__Job__
Identify each line containing the word "chevron" and copy it.

__Records provided__
++++++++++++++++++++
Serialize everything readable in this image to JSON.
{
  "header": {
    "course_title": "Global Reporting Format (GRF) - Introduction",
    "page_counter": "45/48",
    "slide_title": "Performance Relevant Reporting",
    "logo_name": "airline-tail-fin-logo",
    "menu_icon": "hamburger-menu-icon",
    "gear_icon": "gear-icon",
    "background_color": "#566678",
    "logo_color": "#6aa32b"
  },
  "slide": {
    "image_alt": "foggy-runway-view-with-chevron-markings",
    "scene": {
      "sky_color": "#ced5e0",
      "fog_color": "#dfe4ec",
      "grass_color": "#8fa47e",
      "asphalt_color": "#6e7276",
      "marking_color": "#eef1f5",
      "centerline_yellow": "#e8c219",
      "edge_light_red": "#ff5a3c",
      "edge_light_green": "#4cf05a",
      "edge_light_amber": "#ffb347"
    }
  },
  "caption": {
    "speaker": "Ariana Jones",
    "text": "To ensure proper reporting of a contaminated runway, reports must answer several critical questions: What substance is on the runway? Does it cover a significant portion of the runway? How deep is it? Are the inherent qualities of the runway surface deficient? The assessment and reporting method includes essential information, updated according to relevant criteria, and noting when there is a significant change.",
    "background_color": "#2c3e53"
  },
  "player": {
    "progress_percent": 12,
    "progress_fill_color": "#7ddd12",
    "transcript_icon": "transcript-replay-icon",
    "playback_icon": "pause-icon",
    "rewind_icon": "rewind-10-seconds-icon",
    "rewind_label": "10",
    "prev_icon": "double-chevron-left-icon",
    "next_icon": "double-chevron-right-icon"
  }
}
++++++++++++++++++++
__Reply to the exercise__
    "image_alt": "foggy-runway-view-with-chevron-markings",
    "prev_icon": "double-chevron-left-icon",
    "next_icon": "double-chevron-right-icon"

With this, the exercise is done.